▶ [Tarea del ejercicio] Copia sin cambios las líneas que van desde el inicio de los registros hasta la línea que contiene "candle — [312, 382, 320, 463]", con ambos extremos incluidos.

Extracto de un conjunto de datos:

# # # # # # #

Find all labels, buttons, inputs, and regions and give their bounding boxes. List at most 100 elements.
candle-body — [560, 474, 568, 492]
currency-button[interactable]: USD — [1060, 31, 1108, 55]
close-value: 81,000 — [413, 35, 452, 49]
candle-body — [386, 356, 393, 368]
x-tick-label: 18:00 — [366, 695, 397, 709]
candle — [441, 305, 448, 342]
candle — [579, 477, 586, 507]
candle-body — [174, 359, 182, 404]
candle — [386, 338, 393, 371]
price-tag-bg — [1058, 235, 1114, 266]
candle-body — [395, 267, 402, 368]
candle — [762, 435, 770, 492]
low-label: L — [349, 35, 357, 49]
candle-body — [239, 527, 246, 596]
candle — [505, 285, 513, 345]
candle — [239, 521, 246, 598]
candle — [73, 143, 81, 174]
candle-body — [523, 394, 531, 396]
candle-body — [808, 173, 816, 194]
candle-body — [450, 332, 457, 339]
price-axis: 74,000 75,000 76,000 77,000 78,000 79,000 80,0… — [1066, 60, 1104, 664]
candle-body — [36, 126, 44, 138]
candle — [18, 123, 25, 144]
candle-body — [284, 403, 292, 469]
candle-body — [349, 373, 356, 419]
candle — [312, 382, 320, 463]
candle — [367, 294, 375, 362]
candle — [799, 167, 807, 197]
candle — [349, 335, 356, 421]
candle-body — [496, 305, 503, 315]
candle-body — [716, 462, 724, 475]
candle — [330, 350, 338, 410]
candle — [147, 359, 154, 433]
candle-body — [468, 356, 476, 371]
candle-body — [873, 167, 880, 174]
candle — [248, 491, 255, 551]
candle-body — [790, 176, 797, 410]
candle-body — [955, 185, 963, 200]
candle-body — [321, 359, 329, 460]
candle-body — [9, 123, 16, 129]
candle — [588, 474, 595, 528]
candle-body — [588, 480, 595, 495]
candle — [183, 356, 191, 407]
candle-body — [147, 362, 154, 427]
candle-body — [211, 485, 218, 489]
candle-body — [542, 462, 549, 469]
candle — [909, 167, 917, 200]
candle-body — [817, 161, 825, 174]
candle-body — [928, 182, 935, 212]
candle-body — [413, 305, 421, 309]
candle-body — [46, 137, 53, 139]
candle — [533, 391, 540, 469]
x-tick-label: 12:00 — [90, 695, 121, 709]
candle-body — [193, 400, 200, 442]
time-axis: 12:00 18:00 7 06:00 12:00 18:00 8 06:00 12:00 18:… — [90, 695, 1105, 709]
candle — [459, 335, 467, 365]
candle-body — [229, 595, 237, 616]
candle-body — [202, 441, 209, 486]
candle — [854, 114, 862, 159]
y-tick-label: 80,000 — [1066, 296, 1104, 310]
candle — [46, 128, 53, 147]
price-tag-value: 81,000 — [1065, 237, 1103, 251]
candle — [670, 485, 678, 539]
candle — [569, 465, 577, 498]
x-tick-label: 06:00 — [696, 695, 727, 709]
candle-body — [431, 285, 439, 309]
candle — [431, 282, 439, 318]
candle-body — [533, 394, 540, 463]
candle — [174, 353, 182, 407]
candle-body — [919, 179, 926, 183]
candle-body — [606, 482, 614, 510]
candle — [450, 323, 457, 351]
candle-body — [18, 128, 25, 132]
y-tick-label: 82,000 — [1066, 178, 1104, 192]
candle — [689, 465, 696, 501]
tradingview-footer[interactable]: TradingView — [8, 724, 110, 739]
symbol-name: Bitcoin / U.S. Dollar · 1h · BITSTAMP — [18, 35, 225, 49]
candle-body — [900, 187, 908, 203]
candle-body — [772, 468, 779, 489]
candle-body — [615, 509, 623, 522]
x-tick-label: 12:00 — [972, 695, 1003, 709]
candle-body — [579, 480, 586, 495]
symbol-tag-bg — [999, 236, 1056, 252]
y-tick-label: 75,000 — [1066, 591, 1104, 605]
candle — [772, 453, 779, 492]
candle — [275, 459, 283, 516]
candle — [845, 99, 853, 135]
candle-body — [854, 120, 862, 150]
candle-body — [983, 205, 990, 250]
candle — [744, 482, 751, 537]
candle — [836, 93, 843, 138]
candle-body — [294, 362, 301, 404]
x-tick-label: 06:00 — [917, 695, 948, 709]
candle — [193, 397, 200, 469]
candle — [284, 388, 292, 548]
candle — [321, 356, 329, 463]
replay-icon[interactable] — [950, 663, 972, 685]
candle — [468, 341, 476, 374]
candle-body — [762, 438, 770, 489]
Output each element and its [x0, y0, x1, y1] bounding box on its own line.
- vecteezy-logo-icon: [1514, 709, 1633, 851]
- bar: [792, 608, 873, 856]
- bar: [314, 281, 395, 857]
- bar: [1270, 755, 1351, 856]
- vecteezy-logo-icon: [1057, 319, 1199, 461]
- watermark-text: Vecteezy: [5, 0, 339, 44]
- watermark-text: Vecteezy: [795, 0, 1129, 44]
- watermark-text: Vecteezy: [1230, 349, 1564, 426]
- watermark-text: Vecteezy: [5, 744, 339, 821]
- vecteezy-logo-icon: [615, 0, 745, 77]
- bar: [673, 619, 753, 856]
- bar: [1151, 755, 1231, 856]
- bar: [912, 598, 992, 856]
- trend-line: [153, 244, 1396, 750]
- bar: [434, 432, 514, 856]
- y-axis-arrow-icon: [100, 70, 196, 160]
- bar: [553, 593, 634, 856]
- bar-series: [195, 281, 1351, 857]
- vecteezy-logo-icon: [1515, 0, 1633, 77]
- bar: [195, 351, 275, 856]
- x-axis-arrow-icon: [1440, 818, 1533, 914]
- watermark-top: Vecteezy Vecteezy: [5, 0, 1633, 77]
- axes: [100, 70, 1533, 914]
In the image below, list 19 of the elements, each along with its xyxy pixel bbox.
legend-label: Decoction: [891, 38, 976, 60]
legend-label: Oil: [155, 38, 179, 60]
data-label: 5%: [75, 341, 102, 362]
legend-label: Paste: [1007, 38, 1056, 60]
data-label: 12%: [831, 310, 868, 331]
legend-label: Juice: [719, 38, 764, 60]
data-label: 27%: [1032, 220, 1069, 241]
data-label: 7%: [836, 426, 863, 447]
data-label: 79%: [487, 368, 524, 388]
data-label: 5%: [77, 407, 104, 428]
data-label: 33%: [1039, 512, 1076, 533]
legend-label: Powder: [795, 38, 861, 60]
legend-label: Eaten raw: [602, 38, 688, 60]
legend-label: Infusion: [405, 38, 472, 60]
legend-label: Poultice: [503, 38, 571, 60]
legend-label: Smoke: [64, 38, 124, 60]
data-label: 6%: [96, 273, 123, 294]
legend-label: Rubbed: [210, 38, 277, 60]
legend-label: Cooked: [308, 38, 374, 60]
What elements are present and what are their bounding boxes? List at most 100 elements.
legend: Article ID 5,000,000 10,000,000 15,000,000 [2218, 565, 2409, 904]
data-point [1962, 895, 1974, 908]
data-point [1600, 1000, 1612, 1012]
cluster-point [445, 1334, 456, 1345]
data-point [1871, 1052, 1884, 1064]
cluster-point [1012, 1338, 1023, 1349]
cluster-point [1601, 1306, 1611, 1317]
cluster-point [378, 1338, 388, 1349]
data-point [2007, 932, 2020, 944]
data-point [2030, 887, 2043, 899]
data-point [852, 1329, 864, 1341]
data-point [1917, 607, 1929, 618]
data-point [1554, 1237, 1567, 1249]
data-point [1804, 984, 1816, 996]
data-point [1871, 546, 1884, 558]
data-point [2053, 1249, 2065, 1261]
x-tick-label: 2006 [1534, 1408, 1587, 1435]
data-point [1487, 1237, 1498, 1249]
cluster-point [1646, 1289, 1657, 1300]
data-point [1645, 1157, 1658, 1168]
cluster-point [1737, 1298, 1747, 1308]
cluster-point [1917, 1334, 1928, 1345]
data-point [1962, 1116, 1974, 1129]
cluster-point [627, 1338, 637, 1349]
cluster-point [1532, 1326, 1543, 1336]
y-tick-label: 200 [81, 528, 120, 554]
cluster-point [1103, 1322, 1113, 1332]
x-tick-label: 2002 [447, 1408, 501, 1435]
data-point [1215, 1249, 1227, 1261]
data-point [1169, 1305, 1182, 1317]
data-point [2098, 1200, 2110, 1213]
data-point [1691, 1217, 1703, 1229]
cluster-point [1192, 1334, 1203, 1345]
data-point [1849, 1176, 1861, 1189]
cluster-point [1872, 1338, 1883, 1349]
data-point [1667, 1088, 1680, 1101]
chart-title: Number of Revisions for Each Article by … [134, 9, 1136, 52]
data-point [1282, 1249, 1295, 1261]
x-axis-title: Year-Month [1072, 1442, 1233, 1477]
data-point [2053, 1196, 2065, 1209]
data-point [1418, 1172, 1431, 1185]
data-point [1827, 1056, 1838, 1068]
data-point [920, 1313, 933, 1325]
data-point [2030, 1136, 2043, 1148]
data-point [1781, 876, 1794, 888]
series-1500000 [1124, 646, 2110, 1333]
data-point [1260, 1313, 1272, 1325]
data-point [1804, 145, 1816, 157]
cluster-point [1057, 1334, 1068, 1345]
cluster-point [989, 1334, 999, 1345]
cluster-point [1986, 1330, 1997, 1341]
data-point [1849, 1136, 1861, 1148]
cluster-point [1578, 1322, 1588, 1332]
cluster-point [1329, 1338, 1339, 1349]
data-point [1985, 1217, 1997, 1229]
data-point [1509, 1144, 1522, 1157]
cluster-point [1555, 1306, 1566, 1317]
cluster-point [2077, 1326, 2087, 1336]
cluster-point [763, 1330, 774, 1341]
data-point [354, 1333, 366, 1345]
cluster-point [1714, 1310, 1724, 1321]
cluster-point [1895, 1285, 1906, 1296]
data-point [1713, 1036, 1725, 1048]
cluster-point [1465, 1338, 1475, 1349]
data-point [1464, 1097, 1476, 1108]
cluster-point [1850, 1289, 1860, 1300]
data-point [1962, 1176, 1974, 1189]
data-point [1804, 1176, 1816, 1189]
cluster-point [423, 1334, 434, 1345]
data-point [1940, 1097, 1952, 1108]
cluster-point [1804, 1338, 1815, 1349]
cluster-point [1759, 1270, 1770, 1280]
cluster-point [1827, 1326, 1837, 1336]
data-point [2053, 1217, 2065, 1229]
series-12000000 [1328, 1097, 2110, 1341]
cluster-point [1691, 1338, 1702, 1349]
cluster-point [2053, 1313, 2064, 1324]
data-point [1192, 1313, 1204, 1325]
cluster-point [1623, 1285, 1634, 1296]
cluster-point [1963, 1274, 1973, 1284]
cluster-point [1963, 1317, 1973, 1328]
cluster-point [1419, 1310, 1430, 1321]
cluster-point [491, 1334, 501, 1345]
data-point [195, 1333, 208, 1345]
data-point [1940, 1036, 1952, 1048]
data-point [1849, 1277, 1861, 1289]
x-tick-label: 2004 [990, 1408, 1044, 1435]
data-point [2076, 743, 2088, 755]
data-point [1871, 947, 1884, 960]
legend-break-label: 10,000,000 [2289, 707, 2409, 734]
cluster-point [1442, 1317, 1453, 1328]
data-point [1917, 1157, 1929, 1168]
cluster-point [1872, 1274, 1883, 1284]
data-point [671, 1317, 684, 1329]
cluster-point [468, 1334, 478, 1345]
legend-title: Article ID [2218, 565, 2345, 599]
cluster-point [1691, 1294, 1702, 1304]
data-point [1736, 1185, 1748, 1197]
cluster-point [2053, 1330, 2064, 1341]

# # # # # # #

▶ [Resultado de la tarea]
Find all labels, buttons, inputs, and regions and give their bounding boxes. List at most 100 elements.
candle-body — [560, 474, 568, 492]
currency-button[interactable]: USD — [1060, 31, 1108, 55]
close-value: 81,000 — [413, 35, 452, 49]
candle-body — [386, 356, 393, 368]
x-tick-label: 18:00 — [366, 695, 397, 709]
candle — [441, 305, 448, 342]
candle — [579, 477, 586, 507]
candle-body — [174, 359, 182, 404]
candle — [386, 338, 393, 371]
price-tag-bg — [1058, 235, 1114, 266]
candle-body — [395, 267, 402, 368]
candle — [762, 435, 770, 492]
low-label: L — [349, 35, 357, 49]
candle-body — [239, 527, 246, 596]
candle — [505, 285, 513, 345]
candle — [239, 521, 246, 598]
candle — [73, 143, 81, 174]
candle-body — [523, 394, 531, 396]
candle-body — [808, 173, 816, 194]
candle-body — [450, 332, 457, 339]
price-axis: 74,000 75,000 76,000 77,000 78,000 79,000 80,0… — [1066, 60, 1104, 664]
candle-body — [36, 126, 44, 138]
candle — [18, 123, 25, 144]
candle-body — [284, 403, 292, 469]
candle-body — [349, 373, 356, 419]
candle — [312, 382, 320, 463]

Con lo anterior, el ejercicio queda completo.